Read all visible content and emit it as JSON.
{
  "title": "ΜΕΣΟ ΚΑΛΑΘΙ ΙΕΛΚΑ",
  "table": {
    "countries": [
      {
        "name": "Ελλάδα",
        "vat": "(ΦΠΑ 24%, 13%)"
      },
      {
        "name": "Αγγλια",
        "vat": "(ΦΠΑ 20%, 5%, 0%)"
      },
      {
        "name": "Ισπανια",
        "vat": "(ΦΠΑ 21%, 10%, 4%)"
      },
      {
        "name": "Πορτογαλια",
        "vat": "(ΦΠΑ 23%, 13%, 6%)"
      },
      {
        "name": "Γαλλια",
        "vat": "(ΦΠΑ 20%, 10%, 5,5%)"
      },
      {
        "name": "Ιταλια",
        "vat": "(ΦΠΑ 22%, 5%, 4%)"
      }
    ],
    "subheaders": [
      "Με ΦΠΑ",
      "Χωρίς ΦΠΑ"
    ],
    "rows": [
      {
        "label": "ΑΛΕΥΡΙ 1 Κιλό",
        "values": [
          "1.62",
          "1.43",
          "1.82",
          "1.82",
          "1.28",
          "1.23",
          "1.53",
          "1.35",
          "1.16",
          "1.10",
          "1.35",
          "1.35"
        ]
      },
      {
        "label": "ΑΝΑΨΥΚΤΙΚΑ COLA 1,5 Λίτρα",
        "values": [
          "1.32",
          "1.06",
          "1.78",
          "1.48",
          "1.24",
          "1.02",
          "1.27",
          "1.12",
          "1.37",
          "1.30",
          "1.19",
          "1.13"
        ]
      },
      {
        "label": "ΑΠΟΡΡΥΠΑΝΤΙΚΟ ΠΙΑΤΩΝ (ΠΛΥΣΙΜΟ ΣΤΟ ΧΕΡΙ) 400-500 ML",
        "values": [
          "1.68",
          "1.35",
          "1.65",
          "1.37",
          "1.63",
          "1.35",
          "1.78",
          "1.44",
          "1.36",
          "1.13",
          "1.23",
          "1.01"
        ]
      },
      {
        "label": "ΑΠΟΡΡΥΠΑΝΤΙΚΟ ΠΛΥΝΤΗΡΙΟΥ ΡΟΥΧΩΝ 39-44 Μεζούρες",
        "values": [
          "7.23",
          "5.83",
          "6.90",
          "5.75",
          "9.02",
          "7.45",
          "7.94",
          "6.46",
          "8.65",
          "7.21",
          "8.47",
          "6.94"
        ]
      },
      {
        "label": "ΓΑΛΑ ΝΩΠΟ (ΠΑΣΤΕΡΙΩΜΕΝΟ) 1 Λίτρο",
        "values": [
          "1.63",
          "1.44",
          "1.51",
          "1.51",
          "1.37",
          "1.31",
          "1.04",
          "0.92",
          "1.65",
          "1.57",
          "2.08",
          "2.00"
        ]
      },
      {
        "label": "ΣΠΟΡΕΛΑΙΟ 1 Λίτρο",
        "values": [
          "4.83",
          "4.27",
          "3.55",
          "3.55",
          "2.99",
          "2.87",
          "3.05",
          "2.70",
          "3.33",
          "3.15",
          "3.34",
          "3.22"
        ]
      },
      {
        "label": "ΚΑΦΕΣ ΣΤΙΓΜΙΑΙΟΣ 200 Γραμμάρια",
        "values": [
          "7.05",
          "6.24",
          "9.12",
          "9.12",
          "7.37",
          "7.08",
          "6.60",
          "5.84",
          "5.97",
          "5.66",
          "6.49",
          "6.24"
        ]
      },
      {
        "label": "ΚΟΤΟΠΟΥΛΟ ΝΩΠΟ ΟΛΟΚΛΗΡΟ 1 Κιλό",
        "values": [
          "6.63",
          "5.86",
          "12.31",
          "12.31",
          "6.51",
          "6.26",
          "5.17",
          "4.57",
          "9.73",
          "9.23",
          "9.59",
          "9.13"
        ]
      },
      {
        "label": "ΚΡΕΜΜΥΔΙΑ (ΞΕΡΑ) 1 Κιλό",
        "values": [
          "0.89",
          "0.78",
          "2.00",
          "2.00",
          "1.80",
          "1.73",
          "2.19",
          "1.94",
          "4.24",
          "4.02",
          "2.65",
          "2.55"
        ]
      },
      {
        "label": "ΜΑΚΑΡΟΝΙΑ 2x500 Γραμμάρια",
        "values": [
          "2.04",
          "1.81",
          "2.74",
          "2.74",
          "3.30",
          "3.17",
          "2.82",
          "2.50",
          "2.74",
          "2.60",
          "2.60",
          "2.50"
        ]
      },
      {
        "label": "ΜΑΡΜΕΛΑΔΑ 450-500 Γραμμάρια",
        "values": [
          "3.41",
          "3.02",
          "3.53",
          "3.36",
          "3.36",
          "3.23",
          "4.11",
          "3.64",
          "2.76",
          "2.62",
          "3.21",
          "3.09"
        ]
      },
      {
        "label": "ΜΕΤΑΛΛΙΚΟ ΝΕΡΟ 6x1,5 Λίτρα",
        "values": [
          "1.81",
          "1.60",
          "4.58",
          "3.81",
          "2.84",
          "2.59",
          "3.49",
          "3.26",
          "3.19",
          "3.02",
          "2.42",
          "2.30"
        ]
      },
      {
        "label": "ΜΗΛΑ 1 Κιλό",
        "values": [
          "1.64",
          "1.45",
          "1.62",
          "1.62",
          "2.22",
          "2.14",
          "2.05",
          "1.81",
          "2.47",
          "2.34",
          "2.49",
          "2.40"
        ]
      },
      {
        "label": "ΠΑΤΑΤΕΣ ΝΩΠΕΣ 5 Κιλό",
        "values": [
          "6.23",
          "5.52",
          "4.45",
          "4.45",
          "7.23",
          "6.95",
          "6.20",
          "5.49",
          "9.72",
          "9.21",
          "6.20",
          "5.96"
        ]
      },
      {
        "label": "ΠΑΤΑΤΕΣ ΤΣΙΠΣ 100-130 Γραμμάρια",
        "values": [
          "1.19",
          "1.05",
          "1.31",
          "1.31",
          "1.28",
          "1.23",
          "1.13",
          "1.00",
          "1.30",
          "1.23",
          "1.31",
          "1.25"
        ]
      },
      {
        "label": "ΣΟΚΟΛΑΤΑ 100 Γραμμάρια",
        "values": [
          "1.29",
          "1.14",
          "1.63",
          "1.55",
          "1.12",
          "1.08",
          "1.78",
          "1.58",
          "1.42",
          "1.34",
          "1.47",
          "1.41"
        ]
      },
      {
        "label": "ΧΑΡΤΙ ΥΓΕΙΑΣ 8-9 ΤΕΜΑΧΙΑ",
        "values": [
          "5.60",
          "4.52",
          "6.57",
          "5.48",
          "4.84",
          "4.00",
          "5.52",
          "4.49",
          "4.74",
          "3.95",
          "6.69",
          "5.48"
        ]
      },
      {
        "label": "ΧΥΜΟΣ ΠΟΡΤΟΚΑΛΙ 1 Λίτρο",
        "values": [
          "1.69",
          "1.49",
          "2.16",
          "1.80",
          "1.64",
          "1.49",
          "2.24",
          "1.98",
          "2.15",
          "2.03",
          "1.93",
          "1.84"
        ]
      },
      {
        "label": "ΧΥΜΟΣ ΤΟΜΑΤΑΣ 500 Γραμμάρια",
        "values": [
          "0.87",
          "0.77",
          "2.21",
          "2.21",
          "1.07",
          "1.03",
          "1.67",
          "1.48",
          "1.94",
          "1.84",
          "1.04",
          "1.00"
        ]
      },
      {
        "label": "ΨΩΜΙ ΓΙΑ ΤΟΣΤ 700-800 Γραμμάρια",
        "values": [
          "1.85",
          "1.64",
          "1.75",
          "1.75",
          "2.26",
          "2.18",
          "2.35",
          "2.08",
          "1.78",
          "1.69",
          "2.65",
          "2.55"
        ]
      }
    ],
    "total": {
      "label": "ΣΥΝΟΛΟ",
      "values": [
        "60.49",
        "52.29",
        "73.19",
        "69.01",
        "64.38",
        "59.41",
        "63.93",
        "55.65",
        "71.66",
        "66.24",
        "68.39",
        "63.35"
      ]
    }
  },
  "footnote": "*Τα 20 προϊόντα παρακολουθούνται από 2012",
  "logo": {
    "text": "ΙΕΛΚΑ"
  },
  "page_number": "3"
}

******

Scan the listing above. Collect all lines with the word "name".

#### Full solution
        "name": "Ελλάδα",
        "name": "Αγγλια",
        "name": "Ισπανια",
        "name": "Πορτογαλια",
        "name": "Γαλλια",
        "name": "Ιταλια",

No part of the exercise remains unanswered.